::: Data :::

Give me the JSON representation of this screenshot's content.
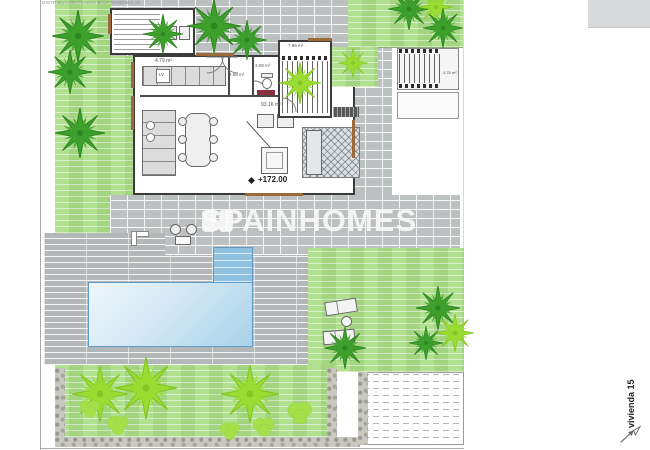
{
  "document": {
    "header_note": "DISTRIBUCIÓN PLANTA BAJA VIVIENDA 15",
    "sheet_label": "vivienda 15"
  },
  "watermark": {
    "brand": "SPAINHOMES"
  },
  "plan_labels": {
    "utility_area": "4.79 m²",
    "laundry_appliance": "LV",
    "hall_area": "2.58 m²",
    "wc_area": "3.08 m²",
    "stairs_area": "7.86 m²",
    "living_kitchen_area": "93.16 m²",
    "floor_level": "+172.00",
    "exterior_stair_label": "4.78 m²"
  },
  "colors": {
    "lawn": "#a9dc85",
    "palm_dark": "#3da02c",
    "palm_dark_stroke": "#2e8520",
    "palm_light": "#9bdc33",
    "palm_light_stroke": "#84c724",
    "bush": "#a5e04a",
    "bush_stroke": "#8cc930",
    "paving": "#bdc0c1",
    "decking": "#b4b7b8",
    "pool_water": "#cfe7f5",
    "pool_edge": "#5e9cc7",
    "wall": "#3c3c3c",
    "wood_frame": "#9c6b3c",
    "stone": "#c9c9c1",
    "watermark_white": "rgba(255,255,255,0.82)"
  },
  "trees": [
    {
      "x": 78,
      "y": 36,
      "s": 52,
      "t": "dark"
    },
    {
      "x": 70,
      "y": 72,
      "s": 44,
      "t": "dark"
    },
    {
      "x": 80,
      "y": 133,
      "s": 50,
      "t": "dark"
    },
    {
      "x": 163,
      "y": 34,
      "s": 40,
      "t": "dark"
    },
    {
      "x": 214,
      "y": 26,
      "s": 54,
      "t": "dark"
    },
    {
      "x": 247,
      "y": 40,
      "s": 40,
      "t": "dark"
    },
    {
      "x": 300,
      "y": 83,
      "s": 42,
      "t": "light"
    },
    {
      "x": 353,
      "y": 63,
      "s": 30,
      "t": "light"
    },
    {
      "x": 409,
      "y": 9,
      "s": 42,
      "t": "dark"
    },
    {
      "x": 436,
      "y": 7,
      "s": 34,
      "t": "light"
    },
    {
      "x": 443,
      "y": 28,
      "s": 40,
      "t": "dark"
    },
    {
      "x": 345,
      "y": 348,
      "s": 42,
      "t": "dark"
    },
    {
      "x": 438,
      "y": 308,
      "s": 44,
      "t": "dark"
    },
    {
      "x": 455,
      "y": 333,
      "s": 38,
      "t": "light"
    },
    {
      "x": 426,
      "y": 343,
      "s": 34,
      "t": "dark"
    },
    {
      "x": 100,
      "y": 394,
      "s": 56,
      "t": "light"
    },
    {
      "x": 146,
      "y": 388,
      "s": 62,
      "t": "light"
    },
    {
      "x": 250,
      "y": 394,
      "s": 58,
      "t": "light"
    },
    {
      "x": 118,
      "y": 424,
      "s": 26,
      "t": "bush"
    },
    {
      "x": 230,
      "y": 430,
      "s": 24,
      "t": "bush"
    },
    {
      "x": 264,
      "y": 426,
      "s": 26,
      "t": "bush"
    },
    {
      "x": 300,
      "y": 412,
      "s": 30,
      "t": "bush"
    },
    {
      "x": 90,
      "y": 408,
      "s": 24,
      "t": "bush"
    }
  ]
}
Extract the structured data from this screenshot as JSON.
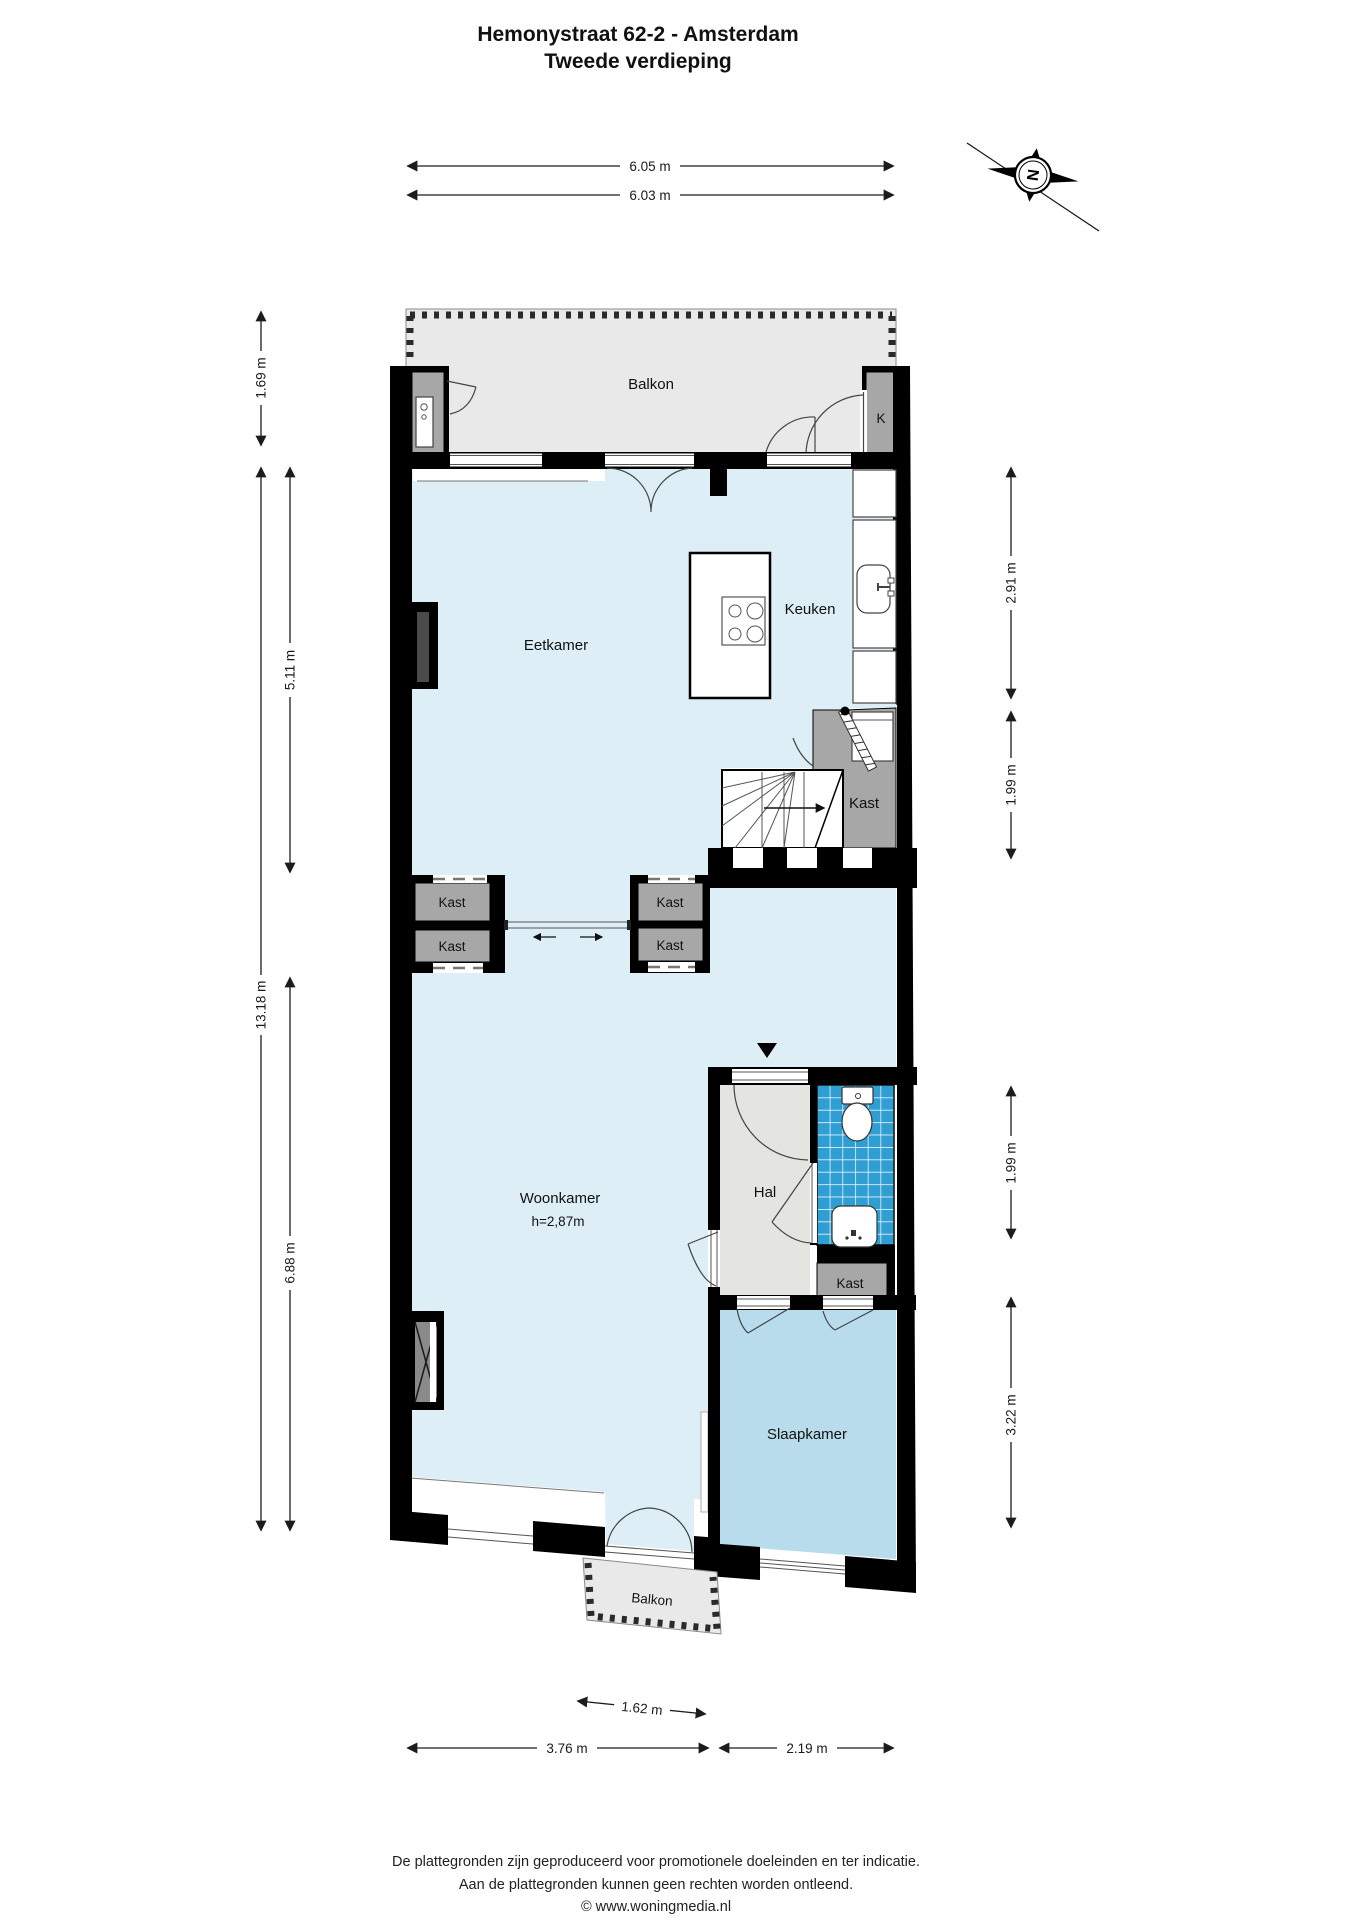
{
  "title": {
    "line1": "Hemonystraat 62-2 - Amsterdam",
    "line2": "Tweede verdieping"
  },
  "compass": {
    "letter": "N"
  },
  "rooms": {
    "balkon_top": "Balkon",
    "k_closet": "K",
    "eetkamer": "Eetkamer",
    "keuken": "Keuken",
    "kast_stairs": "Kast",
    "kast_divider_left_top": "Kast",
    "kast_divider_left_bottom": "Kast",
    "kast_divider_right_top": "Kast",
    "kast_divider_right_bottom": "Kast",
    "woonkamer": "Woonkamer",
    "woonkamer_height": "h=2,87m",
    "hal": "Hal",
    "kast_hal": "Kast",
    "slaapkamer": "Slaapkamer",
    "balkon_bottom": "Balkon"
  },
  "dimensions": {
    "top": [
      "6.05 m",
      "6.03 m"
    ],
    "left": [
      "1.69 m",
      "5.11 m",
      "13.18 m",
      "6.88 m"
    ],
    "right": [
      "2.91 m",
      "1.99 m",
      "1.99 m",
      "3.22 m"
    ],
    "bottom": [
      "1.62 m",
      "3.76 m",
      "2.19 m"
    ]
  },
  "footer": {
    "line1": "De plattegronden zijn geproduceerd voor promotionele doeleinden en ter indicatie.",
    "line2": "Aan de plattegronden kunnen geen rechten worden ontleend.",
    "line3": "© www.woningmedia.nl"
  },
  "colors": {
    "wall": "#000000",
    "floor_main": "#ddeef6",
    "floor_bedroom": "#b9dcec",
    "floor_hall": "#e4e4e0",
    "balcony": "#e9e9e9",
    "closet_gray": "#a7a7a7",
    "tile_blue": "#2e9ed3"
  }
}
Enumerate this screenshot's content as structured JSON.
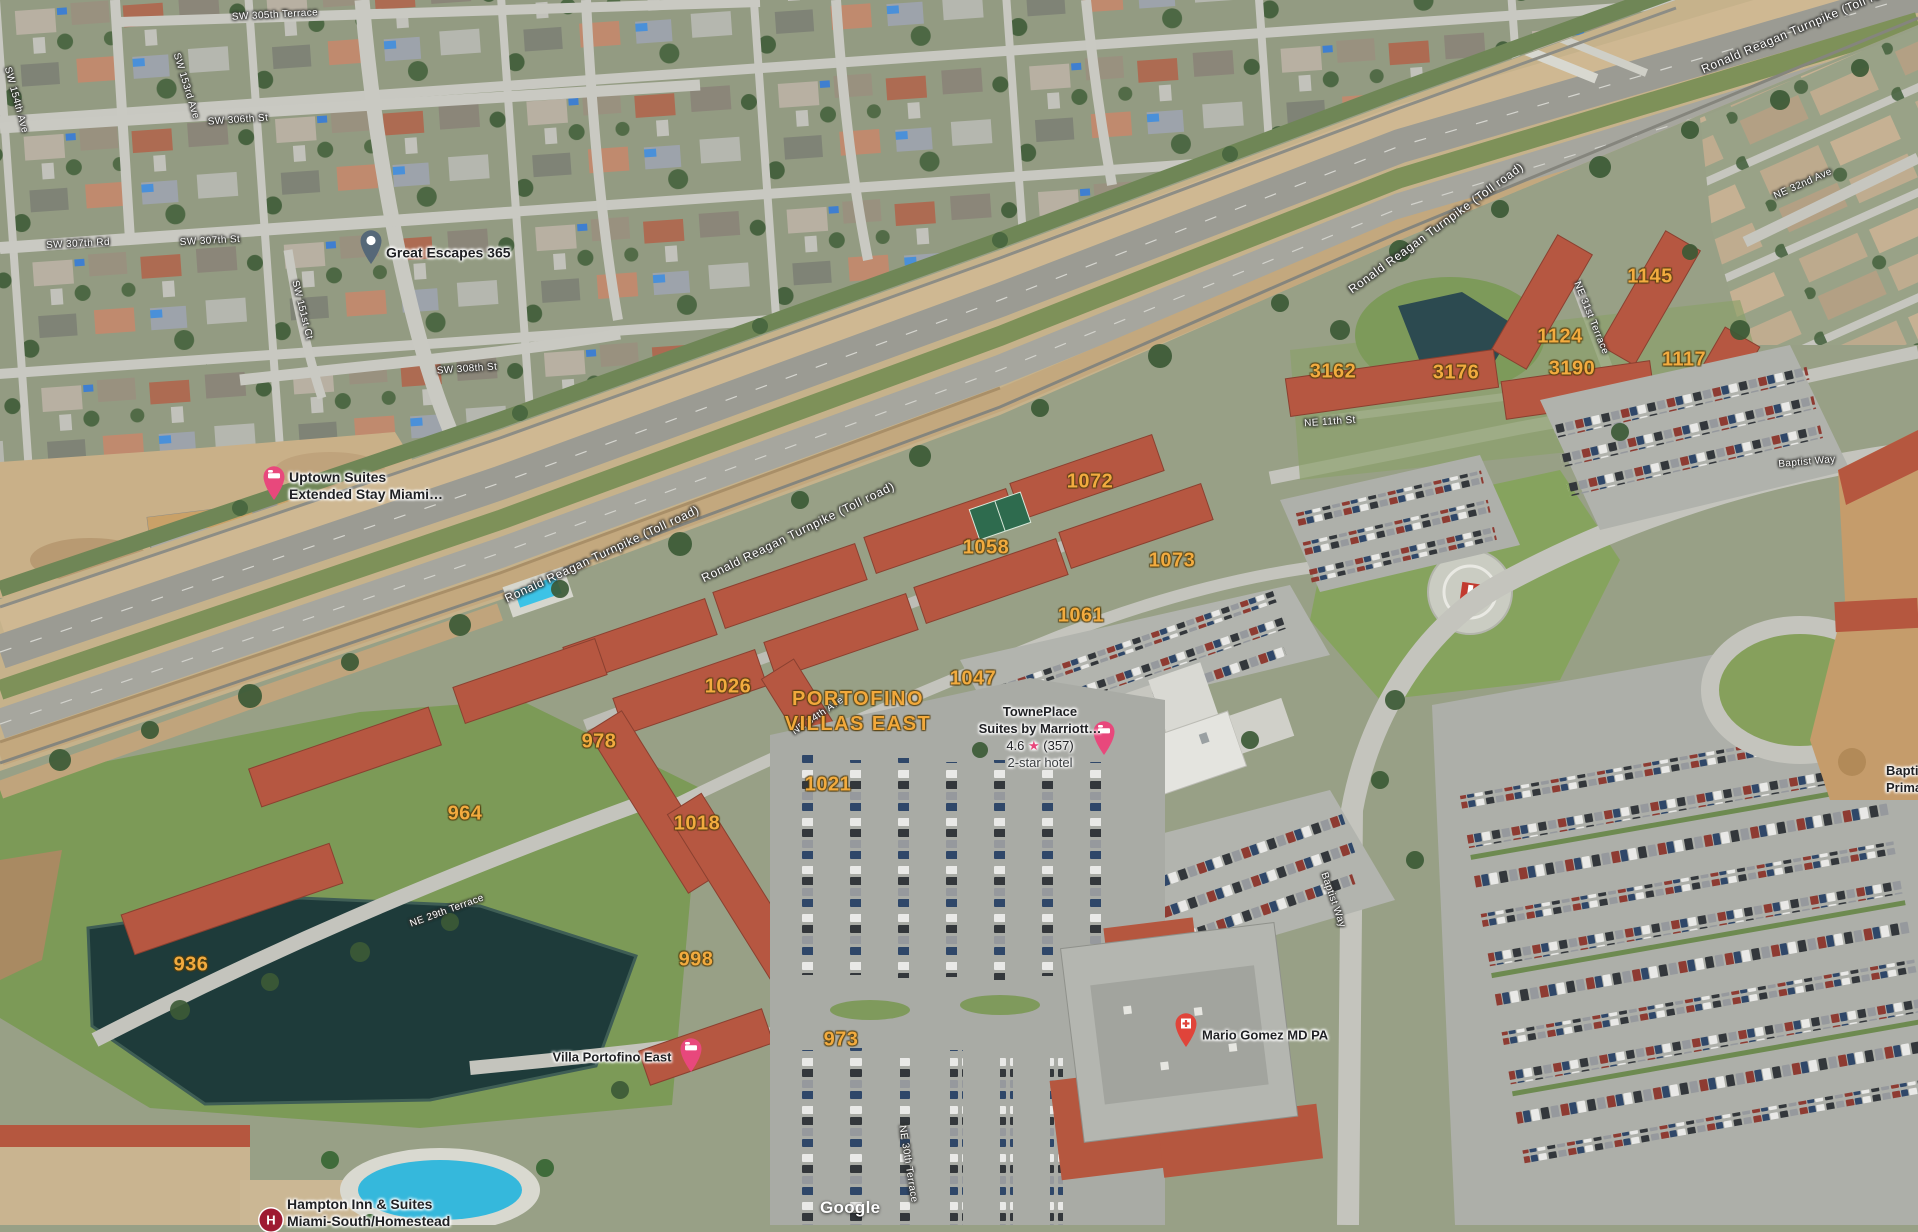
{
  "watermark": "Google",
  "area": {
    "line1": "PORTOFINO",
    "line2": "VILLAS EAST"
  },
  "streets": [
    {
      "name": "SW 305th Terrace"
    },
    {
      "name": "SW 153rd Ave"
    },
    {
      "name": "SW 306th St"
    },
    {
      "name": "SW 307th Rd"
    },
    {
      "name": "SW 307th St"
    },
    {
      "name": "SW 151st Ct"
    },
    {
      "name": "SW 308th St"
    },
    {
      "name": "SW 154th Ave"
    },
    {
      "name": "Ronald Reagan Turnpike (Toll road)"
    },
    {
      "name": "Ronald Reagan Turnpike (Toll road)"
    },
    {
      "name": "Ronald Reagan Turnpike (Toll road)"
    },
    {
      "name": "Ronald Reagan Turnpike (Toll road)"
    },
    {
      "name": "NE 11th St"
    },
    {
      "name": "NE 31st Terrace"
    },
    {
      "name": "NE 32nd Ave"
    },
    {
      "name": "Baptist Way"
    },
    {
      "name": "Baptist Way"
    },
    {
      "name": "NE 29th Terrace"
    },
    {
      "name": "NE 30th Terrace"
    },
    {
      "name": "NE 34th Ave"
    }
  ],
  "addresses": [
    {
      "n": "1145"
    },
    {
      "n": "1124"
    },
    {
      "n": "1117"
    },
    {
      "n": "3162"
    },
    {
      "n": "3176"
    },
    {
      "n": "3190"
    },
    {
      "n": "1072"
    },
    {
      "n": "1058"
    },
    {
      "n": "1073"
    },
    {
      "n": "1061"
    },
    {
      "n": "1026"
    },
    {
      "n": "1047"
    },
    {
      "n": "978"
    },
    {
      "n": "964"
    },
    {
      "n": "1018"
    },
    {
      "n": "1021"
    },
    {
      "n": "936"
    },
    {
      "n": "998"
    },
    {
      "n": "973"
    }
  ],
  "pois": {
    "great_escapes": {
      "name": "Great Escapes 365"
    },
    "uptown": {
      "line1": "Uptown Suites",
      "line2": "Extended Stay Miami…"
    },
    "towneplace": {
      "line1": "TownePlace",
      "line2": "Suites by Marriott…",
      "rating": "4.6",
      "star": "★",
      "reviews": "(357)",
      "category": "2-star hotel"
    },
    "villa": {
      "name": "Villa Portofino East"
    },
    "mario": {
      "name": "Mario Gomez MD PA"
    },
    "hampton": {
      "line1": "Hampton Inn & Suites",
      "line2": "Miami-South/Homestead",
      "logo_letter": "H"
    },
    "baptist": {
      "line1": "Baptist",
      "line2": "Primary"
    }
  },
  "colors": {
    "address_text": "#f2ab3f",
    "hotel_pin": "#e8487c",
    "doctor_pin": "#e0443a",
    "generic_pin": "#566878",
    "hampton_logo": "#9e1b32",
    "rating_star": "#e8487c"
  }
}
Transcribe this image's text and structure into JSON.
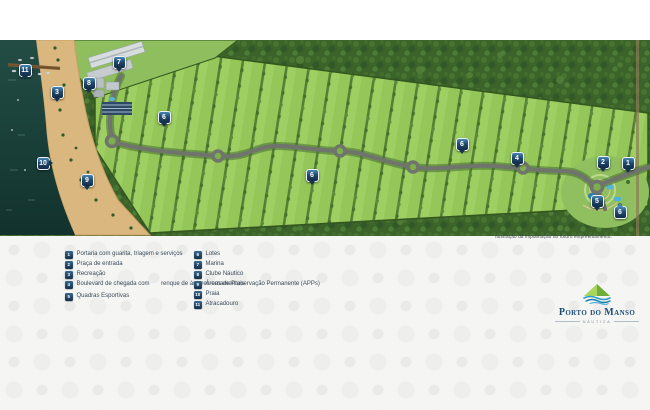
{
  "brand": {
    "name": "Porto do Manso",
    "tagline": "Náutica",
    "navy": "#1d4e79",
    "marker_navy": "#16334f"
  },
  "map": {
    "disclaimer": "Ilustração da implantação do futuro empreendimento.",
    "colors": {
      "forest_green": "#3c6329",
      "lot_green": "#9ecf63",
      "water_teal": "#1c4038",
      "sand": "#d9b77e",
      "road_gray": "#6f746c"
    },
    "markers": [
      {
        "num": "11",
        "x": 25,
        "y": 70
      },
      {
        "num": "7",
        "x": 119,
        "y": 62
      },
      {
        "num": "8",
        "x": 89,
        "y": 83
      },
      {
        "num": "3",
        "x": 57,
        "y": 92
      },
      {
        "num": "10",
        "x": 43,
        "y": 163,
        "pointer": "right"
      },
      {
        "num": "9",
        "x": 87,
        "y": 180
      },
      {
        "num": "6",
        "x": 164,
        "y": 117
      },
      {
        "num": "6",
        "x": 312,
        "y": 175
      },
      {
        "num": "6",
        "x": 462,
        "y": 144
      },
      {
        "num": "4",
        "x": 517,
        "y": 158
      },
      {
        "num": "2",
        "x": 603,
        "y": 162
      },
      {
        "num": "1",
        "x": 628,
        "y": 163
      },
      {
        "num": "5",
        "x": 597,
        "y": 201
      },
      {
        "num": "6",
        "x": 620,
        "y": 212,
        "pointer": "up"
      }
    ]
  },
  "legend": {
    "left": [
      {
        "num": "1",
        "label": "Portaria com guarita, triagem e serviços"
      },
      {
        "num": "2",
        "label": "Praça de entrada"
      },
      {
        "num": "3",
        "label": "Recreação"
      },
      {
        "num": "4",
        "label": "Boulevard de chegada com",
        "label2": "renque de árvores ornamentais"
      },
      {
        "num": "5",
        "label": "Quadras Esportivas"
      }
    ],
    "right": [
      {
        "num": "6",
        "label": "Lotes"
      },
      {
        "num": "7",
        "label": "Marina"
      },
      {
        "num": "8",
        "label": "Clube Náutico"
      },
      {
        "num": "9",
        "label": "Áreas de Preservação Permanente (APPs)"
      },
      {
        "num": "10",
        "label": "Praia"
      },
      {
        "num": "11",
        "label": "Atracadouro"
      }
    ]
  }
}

:::

Written exercise:
Scan the material line by line and report each one that contains "screenshot".

In response:
Give me the JSON representation of this screenshot's content.
Extract the structured data from this screenshot as JSON.
Enumerate this screenshot's content as structured JSON.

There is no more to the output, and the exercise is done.